BEGIN Given records

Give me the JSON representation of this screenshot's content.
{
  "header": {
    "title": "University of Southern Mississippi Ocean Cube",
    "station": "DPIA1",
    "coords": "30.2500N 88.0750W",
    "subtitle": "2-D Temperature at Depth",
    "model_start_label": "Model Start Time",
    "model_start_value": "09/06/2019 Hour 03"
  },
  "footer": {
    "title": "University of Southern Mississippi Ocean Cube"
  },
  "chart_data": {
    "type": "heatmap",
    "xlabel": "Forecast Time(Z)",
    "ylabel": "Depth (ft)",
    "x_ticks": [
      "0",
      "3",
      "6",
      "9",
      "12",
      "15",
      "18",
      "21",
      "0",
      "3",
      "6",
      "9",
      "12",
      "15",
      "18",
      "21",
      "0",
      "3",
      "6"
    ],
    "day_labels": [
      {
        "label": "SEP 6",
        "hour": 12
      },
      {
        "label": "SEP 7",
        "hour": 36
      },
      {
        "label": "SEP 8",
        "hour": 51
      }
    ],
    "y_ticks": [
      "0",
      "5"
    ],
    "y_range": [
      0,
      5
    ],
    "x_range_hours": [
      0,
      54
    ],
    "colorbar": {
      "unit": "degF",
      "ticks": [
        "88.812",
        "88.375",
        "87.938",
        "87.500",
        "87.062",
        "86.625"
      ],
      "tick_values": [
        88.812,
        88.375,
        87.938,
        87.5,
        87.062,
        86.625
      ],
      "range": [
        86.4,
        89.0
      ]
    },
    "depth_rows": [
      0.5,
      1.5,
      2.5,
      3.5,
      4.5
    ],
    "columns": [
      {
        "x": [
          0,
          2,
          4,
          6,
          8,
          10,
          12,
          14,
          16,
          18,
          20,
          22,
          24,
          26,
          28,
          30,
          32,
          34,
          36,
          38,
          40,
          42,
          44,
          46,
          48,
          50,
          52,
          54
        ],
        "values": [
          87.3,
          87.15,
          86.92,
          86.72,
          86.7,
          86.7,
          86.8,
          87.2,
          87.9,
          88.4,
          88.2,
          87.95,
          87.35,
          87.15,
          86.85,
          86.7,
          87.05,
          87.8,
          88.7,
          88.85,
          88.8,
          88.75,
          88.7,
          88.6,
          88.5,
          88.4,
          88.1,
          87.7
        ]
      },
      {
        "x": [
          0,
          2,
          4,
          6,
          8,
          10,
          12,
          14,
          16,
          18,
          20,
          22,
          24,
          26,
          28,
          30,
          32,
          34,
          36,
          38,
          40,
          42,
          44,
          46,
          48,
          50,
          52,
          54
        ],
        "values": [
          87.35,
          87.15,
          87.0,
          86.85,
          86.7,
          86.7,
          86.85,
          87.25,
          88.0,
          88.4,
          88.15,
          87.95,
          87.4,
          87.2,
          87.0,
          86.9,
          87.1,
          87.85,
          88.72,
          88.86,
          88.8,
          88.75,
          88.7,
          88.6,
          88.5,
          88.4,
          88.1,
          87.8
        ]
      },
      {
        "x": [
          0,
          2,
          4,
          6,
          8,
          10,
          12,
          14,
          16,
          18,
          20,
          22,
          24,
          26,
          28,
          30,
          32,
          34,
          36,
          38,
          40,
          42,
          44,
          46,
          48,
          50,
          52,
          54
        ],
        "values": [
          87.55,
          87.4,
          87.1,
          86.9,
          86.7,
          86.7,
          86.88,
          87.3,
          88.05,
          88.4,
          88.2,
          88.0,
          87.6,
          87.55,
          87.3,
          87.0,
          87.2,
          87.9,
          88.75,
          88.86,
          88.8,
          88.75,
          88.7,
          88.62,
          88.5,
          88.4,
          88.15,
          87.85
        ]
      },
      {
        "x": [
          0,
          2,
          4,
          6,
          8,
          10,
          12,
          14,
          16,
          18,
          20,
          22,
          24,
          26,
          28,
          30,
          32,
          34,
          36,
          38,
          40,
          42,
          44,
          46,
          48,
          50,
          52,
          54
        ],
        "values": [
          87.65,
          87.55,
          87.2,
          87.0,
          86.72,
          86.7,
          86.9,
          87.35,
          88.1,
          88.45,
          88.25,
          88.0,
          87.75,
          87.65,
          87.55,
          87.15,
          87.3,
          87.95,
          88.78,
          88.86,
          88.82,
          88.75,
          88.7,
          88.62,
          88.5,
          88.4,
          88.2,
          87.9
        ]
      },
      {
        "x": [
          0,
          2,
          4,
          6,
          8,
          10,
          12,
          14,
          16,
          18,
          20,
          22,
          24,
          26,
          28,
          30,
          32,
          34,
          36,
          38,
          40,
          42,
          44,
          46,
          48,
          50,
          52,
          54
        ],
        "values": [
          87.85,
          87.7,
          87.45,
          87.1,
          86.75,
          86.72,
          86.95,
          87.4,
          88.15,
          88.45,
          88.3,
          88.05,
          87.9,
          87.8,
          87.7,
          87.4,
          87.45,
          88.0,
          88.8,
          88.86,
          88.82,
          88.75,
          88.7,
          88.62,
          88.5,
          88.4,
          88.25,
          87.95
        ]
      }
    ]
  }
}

END Given records

▸ Written problem:
Output each entry precisely as given.

▸ The output:
Give me the JSON representation of this screenshot's content.
{
  "header": {
    "title": "University of Southern Mississippi Ocean Cube",
    "station": "DPIA1",
    "coords": "30.2500N 88.0750W",
    "subtitle": "2-D Temperature at Depth",
    "model_start_label": "Model Start Time",
    "model_start_value": "09/06/2019 Hour 03"
  },
  "footer": {
    "title": "University of Southern Mississippi Ocean Cube"
  },
  "chart_data": {
    "type": "heatmap",
    "xlabel": "Forecast Time(Z)",
    "ylabel": "Depth (ft)",
    "x_ticks": [
      "0",
      "3",
      "6",
      "9",
      "12",
      "15",
      "18",
      "21",
      "0",
      "3",
      "6",
      "9",
      "12",
      "15",
      "18",
      "21",
      "0",
      "3",
      "6"
    ],
    "day_labels": [
      {
        "label": "SEP 6",
        "hour": 12
      },
      {
        "label": "SEP 7",
        "hour": 36
      },
      {
        "label": "SEP 8",
        "hour": 51
      }
    ],
    "y_ticks": [
      "0",
      "5"
    ],
    "y_range": [
      0,
      5
    ],
    "x_range_hours": [
      0,
      54
    ],
    "colorbar": {
      "unit": "degF",
      "ticks": [
        "88.812",
        "88.375",
        "87.938",
        "87.500",
        "87.062",
        "86.625"
      ],
      "tick_values": [
        88.812,
        88.375,
        87.938,
        87.5,
        87.062,
        86.625
      ],
      "range": [
        86.4,
        89.0
      ]
    },
    "depth_rows": [
      0.5,
      1.5,
      2.5,
      3.5,
      4.5
    ],
    "columns": [
      {
        "x": [
          0,
          2,
          4,
          6,
          8,
          10,
          12,
          14,
          16,
          18,
          20,
          22,
          24,
          26,
          28,
          30,
          32,
          34,
          36,
          38,
          40,
          42,
          44,
          46,
          48,
          50,
          52,
          54
        ],
        "values": [
          87.3,
          87.15,
          86.92,
          86.72,
          86.7,
          86.7,
          86.8,
          87.2,
          87.9,
          88.4,
          88.2,
          87.95,
          87.35,
          87.15,
          86.85,
          86.7,
          87.05,
          87.8,
          88.7,
          88.85,
          88.8,
          88.75,
          88.7,
          88.6,
          88.5,
          88.4,
          88.1,
          87.7
        ]
      },
      {
        "x": [
          0,
          2,
          4,
          6,
          8,
          10,
          12,
          14,
          16,
          18,
          20,
          22,
          24,
          26,
          28,
          30,
          32,
          34,
          36,
          38,
          40,
          42,
          44,
          46,
          48,
          50,
          52,
          54
        ],
        "values": [
          87.35,
          87.15,
          87.0,
          86.85,
          86.7,
          86.7,
          86.85,
          87.25,
          88.0,
          88.4,
          88.15,
          87.95,
          87.4,
          87.2,
          87.0,
          86.9,
          87.1,
          87.85,
          88.72,
          88.86,
          88.8,
          88.75,
          88.7,
          88.6,
          88.5,
          88.4,
          88.1,
          87.8
        ]
      },
      {
        "x": [
          0,
          2,
          4,
          6,
          8,
          10,
          12,
          14,
          16,
          18,
          20,
          22,
          24,
          26,
          28,
          30,
          32,
          34,
          36,
          38,
          40,
          42,
          44,
          46,
          48,
          50,
          52,
          54
        ],
        "values": [
          87.55,
          87.4,
          87.1,
          86.9,
          86.7,
          86.7,
          86.88,
          87.3,
          88.05,
          88.4,
          88.2,
          88.0,
          87.6,
          87.55,
          87.3,
          87.0,
          87.2,
          87.9,
          88.75,
          88.86,
          88.8,
          88.75,
          88.7,
          88.62,
          88.5,
          88.4,
          88.15,
          87.85
        ]
      },
      {
        "x": [
          0,
          2,
          4,
          6,
          8,
          10,
          12,
          14,
          16,
          18,
          20,
          22,
          24,
          26,
          28,
          30,
          32,
          34,
          36,
          38,
          40,
          42,
          44,
          46,
          48,
          50,
          52,
          54
        ],
        "values": [
          87.65,
          87.55,
          87.2,
          87.0,
          86.72,
          86.7,
          86.9,
          87.35,
          88.1,
          88.45,
          88.25,
          88.0,
          87.75,
          87.65,
          87.55,
          87.15,
          87.3,
          87.95,
          88.78,
          88.86,
          88.82,
          88.75,
          88.7,
          88.62,
          88.5,
          88.4,
          88.2,
          87.9
        ]
      },
      {
        "x": [
          0,
          2,
          4,
          6,
          8,
          10,
          12,
          14,
          16,
          18,
          20,
          22,
          24,
          26,
          28,
          30,
          32,
          34,
          36,
          38,
          40,
          42,
          44,
          46,
          48,
          50,
          52,
          54
        ],
        "values": [
          87.85,
          87.7,
          87.45,
          87.1,
          86.75,
          86.72,
          86.95,
          87.4,
          88.15,
          88.45,
          88.3,
          88.05,
          87.9,
          87.8,
          87.7,
          87.4,
          87.45,
          88.0,
          88.8,
          88.86,
          88.82,
          88.75,
          88.7,
          88.62,
          88.5,
          88.4,
          88.25,
          87.95
        ]
      }
    ]
  }
}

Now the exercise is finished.